* _OBJETIVO_: Transcreva fielmente, da reportagem sobre a 26ª Bienal de São Paulo, a parte que se inicia com as palavras que contêm "Há uma contradição" e se encerra com "anteontem a mostra.".

* _TRECHO DO DOCUMENTO_:
————

Para especialistas, reunir obras por suporte vai contra o tema da mostra, "Território Livre"

FABIO CYPRIANO
DA REPORTAGEM LOCAL

Há uma contradição básica entre o tema "Território Livre", da 26ª Bienal de São Paulo, que é inaugurada hoje, para convidados, e a concepção de montagem. Esta é uma das conclusões de dois curadores, a brasileira Lisette Lagnado e o francês Olivier Michelon, que, a convite da Folha, visitaram anteontem a mostra.
Durante a visita, nem todas as obras estavam prontas, especialmente as salas dedicadas aos vídeos, mas já era possível ter uma visão de conjunto. Em cerca de três horas, Lagnado e Michelon percorreram o pavilhão da Bienal e, após o percurso, avaliaram a segunda mostra organizada pelo alemão Alfons Hug.
A crítica mais contundente ficou por conta da segmentação da Bienal por suportes, isto é, áreas que apresentam, em sua maioria, pintura, outras, instalação, e o chamado "Multiplex", um complexo de salas escurecidas dedicadas a projeções. "Se é território livre, por que dividir em categorias?", questiona Lagnado. O desenho da mostra é do arquiteto Isay Weinfeld.
"Toda a história da arte, no século 20, caminhou contra a separação por categorias. É uma pena haver essa restauração, e ela representa uma simplificação na montagem", disse Michelon, que é crítico da revista francesa "Journal des Arts".
Segundo Michelon, é no "Multiplex" que se induz a uma leitura mais rasa na exposição: "A área dedicada ao vídeo é problemática, pois ela foi organizada segundo a lógica da televisão e o visitante será induzido a fazer um "zapping" dos trabalhos".
A ausência do tempo de duração na ficha técnica dos trabalhos, ao menos até anteontem, reforça a tese de Michelon.
Já Lagnado considera "problemática" a aproximação dos trabalhos pelo valor simbólico do material. "Criou-se uma "Grande Tela" do precário [no térreo da exposição]. O fato de se dispor trabalhos usados com o mesmo material gera uma homogeneização que diminui a dignidade de cada obra. Há uma seção de barcos, de Artur Barrio, Fabiano Marques e Simon Starling, que achata os três artistas no mesmo plano, quando sabemos que as questões internas desse trabalhos são muito diferentes", diz a curadora brasileira. A "Grande Tela" foi um "statement" curatorial apresentado em dois imensos corredores com pinturas de grande formato, na Bienal de 1985, e que gerou protestos de artistas.
As Salas Especiais também foram criticadas pelos curadores. Para Lagnado, Beatriz Milhazes deveria estar dialogando com outros nomes selecionados pelo curador neste segmento e não exibida próxima à rampa. "Quatro pinturas não constitui uma sala especial", conta Lagnado.
"Eu suponho que as salas especiais representem, para o curador, o foco do que ele considera importante na arte contemporânea, algo como "meus artistas prediletos". Isso não está claro, pois não se vê a abrangência do trabalhos dos artistas escolhidos. A exceção é a montagem do ateliê de Paulo Bruscky, aí sim uma oportunidade bem aproveitada", afirma Michelon.
A pedido da Folha, os curadores elencaram os cinco trabalhos mais significativos, dentre os que estavam montados até anteontem. Para Michelon, as obras escolhidas foram os mapas desconstruídos da dupla brasileira Angela Detânico e Rafael Lain, as pinturas de Beatriz Milhazes, a instalação do holandês Aernout Mik. Duas outras obras foram selecionadas, mesmo não prontas, já que o crítico conhece o projeto dos artistas, pois ambos vivem na França: Melik Ohanian e Bruno Peinado. Lagnado escolheu o chinês Chen Shaofeng, o cubano Carlos Garaicoa, os brasileiros Thiago Bortolozzo e Paulo Brusky e a etíope Julie Mehretu.

————

* _REGISTROS EXTRAÍDOS_:

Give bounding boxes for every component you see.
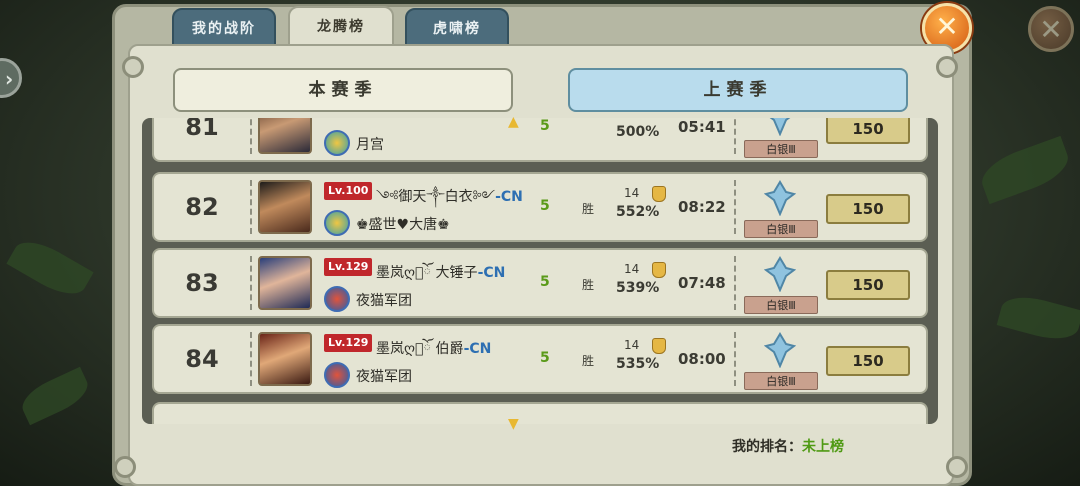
server-tag: -CN bbox=[495, 189, 523, 205]
level-badge: Lv.100 bbox=[324, 182, 373, 200]
streak-count: 14 bbox=[624, 262, 640, 276]
my-rank: 我的排名：未上榜 bbox=[732, 436, 844, 456]
time-value: 08:00 bbox=[678, 350, 726, 368]
divider bbox=[734, 256, 736, 310]
points-value: 150 bbox=[826, 194, 910, 224]
wins-label: 胜 bbox=[582, 278, 595, 292]
rank-number: 82 bbox=[185, 193, 219, 221]
guild-icon bbox=[324, 362, 350, 388]
streak-count: 14 bbox=[624, 338, 640, 352]
time-value: 08:22 bbox=[678, 198, 726, 216]
divider bbox=[734, 180, 736, 234]
ranking-row[interactable]: 82 Lv.100 ༺御天༒白衣༻-CN ♚盛世♥大唐♚ 5 胜 14 552%… bbox=[152, 172, 928, 242]
ranking-list[interactable]: 81 月宫 5 500% 05:41 白银Ⅲ 150 82 Lv.100 ༺御天… bbox=[142, 118, 938, 424]
tier-badge-icon bbox=[764, 332, 796, 368]
win-percent: 539% bbox=[616, 280, 660, 296]
level-badge: Lv.129 bbox=[324, 334, 373, 352]
my-rank-label: 我的排名： bbox=[732, 439, 802, 455]
tier-badge-icon bbox=[764, 180, 796, 216]
ranking-row[interactable] bbox=[152, 402, 928, 424]
scroll-down-icon[interactable]: ▼ bbox=[508, 416, 519, 432]
bg-leaf bbox=[16, 366, 94, 426]
current-season-button[interactable]: 本赛季 bbox=[173, 68, 513, 112]
win-percent: 552% bbox=[616, 204, 660, 220]
streak-count: 14 bbox=[624, 186, 640, 200]
tier-label: 白银Ⅲ bbox=[744, 140, 818, 158]
tier-label: 白银Ⅲ bbox=[744, 296, 818, 314]
shield-icon bbox=[652, 338, 666, 354]
tab-tiger-rank[interactable]: 虎啸榜 bbox=[405, 8, 509, 46]
close-icon: ✕ bbox=[1039, 13, 1063, 46]
guild-name: ♚盛世♥大唐♚ bbox=[356, 217, 450, 233]
avatar bbox=[258, 180, 312, 234]
corner-ornament bbox=[122, 56, 144, 78]
tier-badge-icon bbox=[769, 118, 791, 136]
previous-season-button[interactable]: 上赛季 bbox=[568, 68, 908, 112]
tab-my-rank[interactable]: 我的战阶 bbox=[172, 8, 276, 46]
win-percent: 535% bbox=[616, 356, 660, 372]
server-tag: -CN bbox=[463, 341, 492, 357]
wins-label: 胜 bbox=[582, 202, 595, 216]
bg-leaf bbox=[6, 232, 94, 304]
points-value: 150 bbox=[826, 346, 910, 376]
time-value: 05:41 bbox=[678, 118, 726, 136]
side-arrow-button[interactable]: › bbox=[0, 58, 22, 98]
rank-number: 83 bbox=[185, 269, 219, 297]
bg-leaf bbox=[996, 290, 1080, 346]
wins-count: 5 bbox=[540, 274, 550, 290]
guild-icon bbox=[324, 210, 350, 236]
ranking-row[interactable]: 83 Lv.129 墨岚ღ⃟ོ 大锤子-CN 夜猫军团 5 胜 14 539% … bbox=[152, 248, 928, 318]
divider bbox=[250, 332, 252, 386]
divider bbox=[250, 118, 252, 154]
divider bbox=[734, 118, 736, 154]
divider bbox=[734, 332, 736, 386]
shield-icon bbox=[652, 262, 666, 278]
close-background-button[interactable]: ✕ bbox=[1028, 6, 1074, 52]
guild-icon bbox=[324, 130, 350, 156]
guild-name: 夜猫军团 bbox=[356, 293, 412, 309]
avatar bbox=[258, 118, 312, 154]
corner-ornament bbox=[114, 456, 136, 478]
shield-icon bbox=[652, 186, 666, 202]
avatar bbox=[258, 332, 312, 386]
wins-label: 胜 bbox=[582, 354, 595, 368]
guild-icon bbox=[324, 286, 350, 312]
win-percent: 500% bbox=[616, 124, 660, 140]
corner-ornament bbox=[936, 56, 958, 78]
level-badge: Lv.129 bbox=[324, 258, 373, 276]
player-name-text: 墨岚ღ⃟ོ 伯爵 bbox=[376, 341, 464, 357]
my-rank-value: 未上榜 bbox=[802, 439, 844, 455]
tier-badge-icon bbox=[764, 256, 796, 292]
rank-number: 84 bbox=[185, 345, 219, 373]
tier-label: 白银Ⅲ bbox=[744, 372, 818, 390]
scroll-up-icon[interactable]: ▲ bbox=[508, 114, 519, 130]
wins-count: 5 bbox=[540, 350, 550, 366]
points-value: 150 bbox=[826, 270, 910, 300]
player-name-text: 墨岚ღ⃟ོ 大锤子 bbox=[376, 265, 478, 281]
ranking-row[interactable]: 81 月宫 5 500% 05:41 白银Ⅲ 150 bbox=[152, 118, 928, 162]
ranking-row[interactable]: 84 Lv.129 墨岚ღ⃟ོ 伯爵-CN 夜猫军团 5 胜 14 535% 0… bbox=[152, 324, 928, 394]
divider bbox=[250, 180, 252, 234]
divider bbox=[250, 256, 252, 310]
points-value: 150 bbox=[826, 118, 910, 144]
close-icon: ✕ bbox=[935, 10, 959, 43]
side-arrow-icon: › bbox=[5, 67, 14, 91]
player-name-text: ༺御天༒白衣༻ bbox=[376, 189, 496, 205]
tab-dragon-rank[interactable]: 龙腾榜 bbox=[288, 6, 394, 48]
wins-count: 5 bbox=[540, 198, 550, 214]
server-tag: -CN bbox=[477, 265, 506, 281]
corner-ornament bbox=[946, 456, 968, 478]
time-value: 07:48 bbox=[678, 274, 726, 292]
guild-name: 夜猫军团 bbox=[356, 369, 412, 385]
avatar bbox=[258, 256, 312, 310]
bg-leaf bbox=[975, 135, 1075, 205]
guild-name: 月宫 bbox=[356, 137, 384, 153]
wins-count: 5 bbox=[540, 118, 550, 134]
tier-label: 白银Ⅲ bbox=[744, 220, 818, 238]
rank-number: 81 bbox=[185, 118, 219, 141]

————

* _RESOLUÇÃO PROPOSTA_:
Há uma contradição básica entre o tema "Território Livre", da 26ª Bienal de São Paulo, que é inaugurada hoje, para convidados, e a concepção de montagem. Esta é uma das conclusões de dois curadores, a brasileira Lisette Lagnado e o francês Olivier Michelon, que, a convite da Folha, visitaram anteontem a mostra.